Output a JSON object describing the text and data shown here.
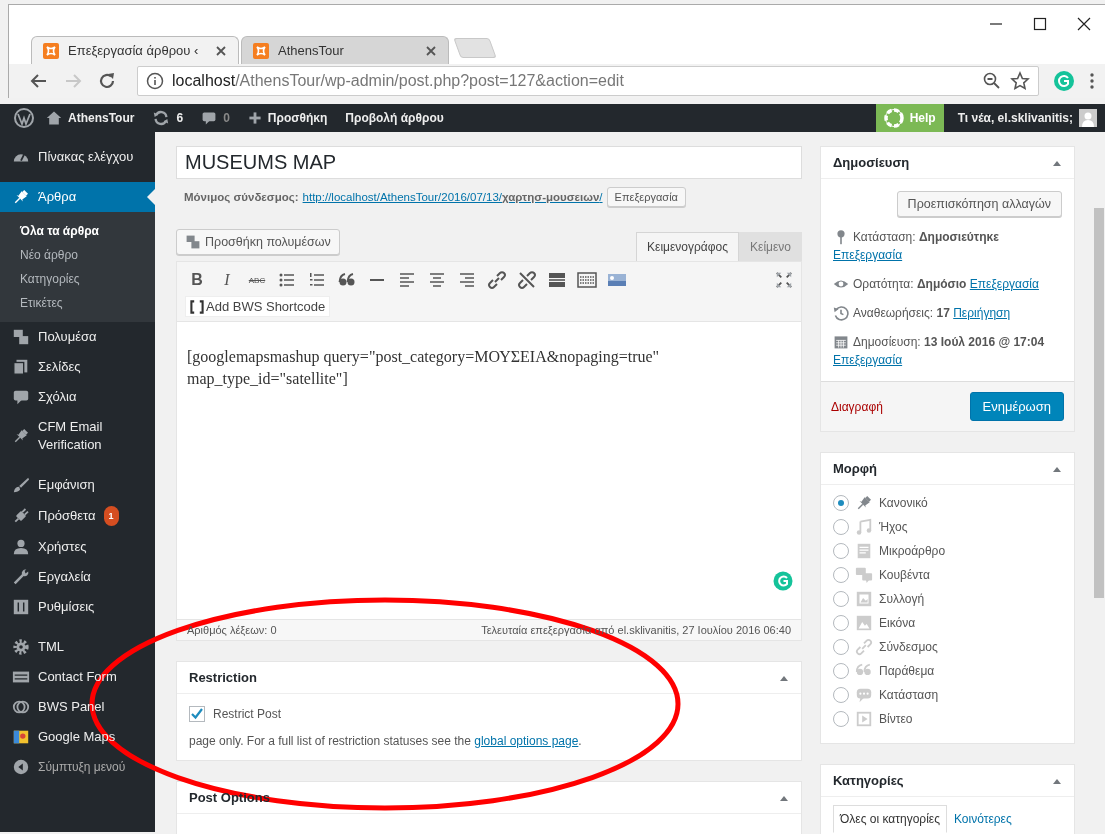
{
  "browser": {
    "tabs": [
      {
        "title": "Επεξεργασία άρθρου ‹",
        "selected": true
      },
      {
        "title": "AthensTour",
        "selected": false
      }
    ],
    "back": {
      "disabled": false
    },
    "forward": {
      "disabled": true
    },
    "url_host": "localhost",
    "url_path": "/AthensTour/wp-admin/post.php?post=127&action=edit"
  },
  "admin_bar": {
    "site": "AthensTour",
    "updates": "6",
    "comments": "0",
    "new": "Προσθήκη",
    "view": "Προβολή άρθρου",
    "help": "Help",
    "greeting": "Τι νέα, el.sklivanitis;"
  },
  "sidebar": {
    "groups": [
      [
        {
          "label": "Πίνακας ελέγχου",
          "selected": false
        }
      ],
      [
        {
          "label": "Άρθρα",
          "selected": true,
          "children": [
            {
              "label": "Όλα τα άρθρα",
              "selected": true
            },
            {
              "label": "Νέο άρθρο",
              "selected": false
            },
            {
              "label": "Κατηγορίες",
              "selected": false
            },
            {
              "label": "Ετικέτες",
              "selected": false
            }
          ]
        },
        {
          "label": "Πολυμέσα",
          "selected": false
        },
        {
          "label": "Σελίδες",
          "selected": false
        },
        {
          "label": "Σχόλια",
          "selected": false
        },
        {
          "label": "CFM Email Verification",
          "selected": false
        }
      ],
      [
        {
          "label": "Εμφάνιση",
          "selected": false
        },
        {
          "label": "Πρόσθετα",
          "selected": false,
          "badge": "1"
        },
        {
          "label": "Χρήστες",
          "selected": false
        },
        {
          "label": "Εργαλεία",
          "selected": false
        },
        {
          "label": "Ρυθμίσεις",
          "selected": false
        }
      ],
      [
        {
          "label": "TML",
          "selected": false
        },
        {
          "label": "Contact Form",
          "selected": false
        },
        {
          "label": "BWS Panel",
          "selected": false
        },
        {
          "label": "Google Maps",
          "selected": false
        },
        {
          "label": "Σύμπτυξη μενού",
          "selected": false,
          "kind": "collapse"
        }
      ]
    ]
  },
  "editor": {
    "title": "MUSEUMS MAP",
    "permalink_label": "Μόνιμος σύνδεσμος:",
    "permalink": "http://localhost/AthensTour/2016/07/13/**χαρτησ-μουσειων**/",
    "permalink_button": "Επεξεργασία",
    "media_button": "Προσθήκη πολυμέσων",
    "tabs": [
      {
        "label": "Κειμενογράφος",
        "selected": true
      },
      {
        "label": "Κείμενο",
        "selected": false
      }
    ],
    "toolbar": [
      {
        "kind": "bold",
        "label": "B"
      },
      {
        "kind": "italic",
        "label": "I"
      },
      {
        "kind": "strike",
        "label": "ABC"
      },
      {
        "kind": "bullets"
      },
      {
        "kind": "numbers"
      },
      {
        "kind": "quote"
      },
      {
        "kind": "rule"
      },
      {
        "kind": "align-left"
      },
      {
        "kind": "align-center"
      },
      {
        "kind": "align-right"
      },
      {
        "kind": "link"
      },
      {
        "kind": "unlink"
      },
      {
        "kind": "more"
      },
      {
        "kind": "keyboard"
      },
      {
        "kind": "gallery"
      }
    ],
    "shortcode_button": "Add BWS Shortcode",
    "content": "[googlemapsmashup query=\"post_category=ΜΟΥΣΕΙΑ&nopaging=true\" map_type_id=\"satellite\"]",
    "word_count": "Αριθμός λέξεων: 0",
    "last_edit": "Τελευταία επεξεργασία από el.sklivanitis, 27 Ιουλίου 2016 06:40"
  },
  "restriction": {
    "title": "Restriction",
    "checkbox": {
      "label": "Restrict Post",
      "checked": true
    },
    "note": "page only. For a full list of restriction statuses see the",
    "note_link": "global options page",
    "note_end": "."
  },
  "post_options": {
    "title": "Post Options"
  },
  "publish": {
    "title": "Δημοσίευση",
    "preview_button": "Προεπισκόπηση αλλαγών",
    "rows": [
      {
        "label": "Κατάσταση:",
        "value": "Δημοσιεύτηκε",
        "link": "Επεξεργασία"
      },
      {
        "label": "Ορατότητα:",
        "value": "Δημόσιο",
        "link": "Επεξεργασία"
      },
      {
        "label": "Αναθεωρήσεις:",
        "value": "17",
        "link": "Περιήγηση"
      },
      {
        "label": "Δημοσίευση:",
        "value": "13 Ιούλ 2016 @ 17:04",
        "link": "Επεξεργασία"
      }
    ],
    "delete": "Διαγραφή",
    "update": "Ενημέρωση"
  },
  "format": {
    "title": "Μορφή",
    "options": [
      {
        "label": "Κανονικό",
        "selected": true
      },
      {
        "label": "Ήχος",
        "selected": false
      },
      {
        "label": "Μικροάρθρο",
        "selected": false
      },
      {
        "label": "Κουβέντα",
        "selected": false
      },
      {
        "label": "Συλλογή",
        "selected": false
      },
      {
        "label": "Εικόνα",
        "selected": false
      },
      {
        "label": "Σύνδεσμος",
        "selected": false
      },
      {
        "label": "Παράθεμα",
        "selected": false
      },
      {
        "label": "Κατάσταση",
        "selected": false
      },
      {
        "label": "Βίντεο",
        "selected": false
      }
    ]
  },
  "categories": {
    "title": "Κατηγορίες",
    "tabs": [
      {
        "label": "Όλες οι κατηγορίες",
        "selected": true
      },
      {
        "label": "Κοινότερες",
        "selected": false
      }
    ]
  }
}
————————
== CHALLENGE ==
Without the pictures, return all the records precisely as they stand.

== OUTPUT BELOW ==
Output a JSON object describing the text and data shown here.
{
  "browser": {
    "tabs": [
      {
        "title": "Επεξεργασία άρθρου ‹",
        "selected": true
      },
      {
        "title": "AthensTour",
        "selected": false
      }
    ],
    "back": {
      "disabled": false
    },
    "forward": {
      "disabled": true
    },
    "url_host": "localhost",
    "url_path": "/AthensTour/wp-admin/post.php?post=127&action=edit"
  },
  "admin_bar": {
    "site": "AthensTour",
    "updates": "6",
    "comments": "0",
    "new": "Προσθήκη",
    "view": "Προβολή άρθρου",
    "help": "Help",
    "greeting": "Τι νέα, el.sklivanitis;"
  },
  "sidebar": {
    "groups": [
      [
        {
          "label": "Πίνακας ελέγχου",
          "selected": false
        }
      ],
      [
        {
          "label": "Άρθρα",
          "selected": true,
          "children": [
            {
              "label": "Όλα τα άρθρα",
              "selected": true
            },
            {
              "label": "Νέο άρθρο",
              "selected": false
            },
            {
              "label": "Κατηγορίες",
              "selected": false
            },
            {
              "label": "Ετικέτες",
              "selected": false
            }
          ]
        },
        {
          "label": "Πολυμέσα",
          "selected": false
        },
        {
          "label": "Σελίδες",
          "selected": false
        },
        {
          "label": "Σχόλια",
          "selected": false
        },
        {
          "label": "CFM Email Verification",
          "selected": false
        }
      ],
      [
        {
          "label": "Εμφάνιση",
          "selected": false
        },
        {
          "label": "Πρόσθετα",
          "selected": false,
          "badge": "1"
        },
        {
          "label": "Χρήστες",
          "selected": false
        },
        {
          "label": "Εργαλεία",
          "selected": false
        },
        {
          "label": "Ρυθμίσεις",
          "selected": false
        }
      ],
      [
        {
          "label": "TML",
          "selected": false
        },
        {
          "label": "Contact Form",
          "selected": false
        },
        {
          "label": "BWS Panel",
          "selected": false
        },
        {
          "label": "Google Maps",
          "selected": false
        },
        {
          "label": "Σύμπτυξη μενού",
          "selected": false,
          "kind": "collapse"
        }
      ]
    ]
  },
  "editor": {
    "title": "MUSEUMS MAP",
    "permalink_label": "Μόνιμος σύνδεσμος:",
    "permalink": "http://localhost/AthensTour/2016/07/13/**χαρτησ-μουσειων**/",
    "permalink_button": "Επεξεργασία",
    "media_button": "Προσθήκη πολυμέσων",
    "tabs": [
      {
        "label": "Κειμενογράφος",
        "selected": true
      },
      {
        "label": "Κείμενο",
        "selected": false
      }
    ],
    "toolbar": [
      {
        "kind": "bold",
        "label": "B"
      },
      {
        "kind": "italic",
        "label": "I"
      },
      {
        "kind": "strike",
        "label": "ABC"
      },
      {
        "kind": "bullets"
      },
      {
        "kind": "numbers"
      },
      {
        "kind": "quote"
      },
      {
        "kind": "rule"
      },
      {
        "kind": "align-left"
      },
      {
        "kind": "align-center"
      },
      {
        "kind": "align-right"
      },
      {
        "kind": "link"
      },
      {
        "kind": "unlink"
      },
      {
        "kind": "more"
      },
      {
        "kind": "keyboard"
      },
      {
        "kind": "gallery"
      }
    ],
    "shortcode_button": "Add BWS Shortcode",
    "content": "[googlemapsmashup query=\"post_category=ΜΟΥΣΕΙΑ&nopaging=true\" map_type_id=\"satellite\"]",
    "word_count": "Αριθμός λέξεων: 0",
    "last_edit": "Τελευταία επεξεργασία από el.sklivanitis, 27 Ιουλίου 2016 06:40"
  },
  "restriction": {
    "title": "Restriction",
    "checkbox": {
      "label": "Restrict Post",
      "checked": true
    },
    "note": "page only. For a full list of restriction statuses see the",
    "note_link": "global options page",
    "note_end": "."
  },
  "post_options": {
    "title": "Post Options"
  },
  "publish": {
    "title": "Δημοσίευση",
    "preview_button": "Προεπισκόπηση αλλαγών",
    "rows": [
      {
        "label": "Κατάσταση:",
        "value": "Δημοσιεύτηκε",
        "link": "Επεξεργασία"
      },
      {
        "label": "Ορατότητα:",
        "value": "Δημόσιο",
        "link": "Επεξεργασία"
      },
      {
        "label": "Αναθεωρήσεις:",
        "value": "17",
        "link": "Περιήγηση"
      },
      {
        "label": "Δημοσίευση:",
        "value": "13 Ιούλ 2016 @ 17:04",
        "link": "Επεξεργασία"
      }
    ],
    "delete": "Διαγραφή",
    "update": "Ενημέρωση"
  },
  "format": {
    "title": "Μορφή",
    "options": [
      {
        "label": "Κανονικό",
        "selected": true
      },
      {
        "label": "Ήχος",
        "selected": false
      },
      {
        "label": "Μικροάρθρο",
        "selected": false
      },
      {
        "label": "Κουβέντα",
        "selected": false
      },
      {
        "label": "Συλλογή",
        "selected": false
      },
      {
        "label": "Εικόνα",
        "selected": false
      },
      {
        "label": "Σύνδεσμος",
        "selected": false
      },
      {
        "label": "Παράθεμα",
        "selected": false
      },
      {
        "label": "Κατάσταση",
        "selected": false
      },
      {
        "label": "Βίντεο",
        "selected": false
      }
    ]
  },
  "categories": {
    "title": "Κατηγορίες",
    "tabs": [
      {
        "label": "Όλες οι κατηγορίες",
        "selected": true
      },
      {
        "label": "Κοινότερες",
        "selected": false
      }
    ]
  }
}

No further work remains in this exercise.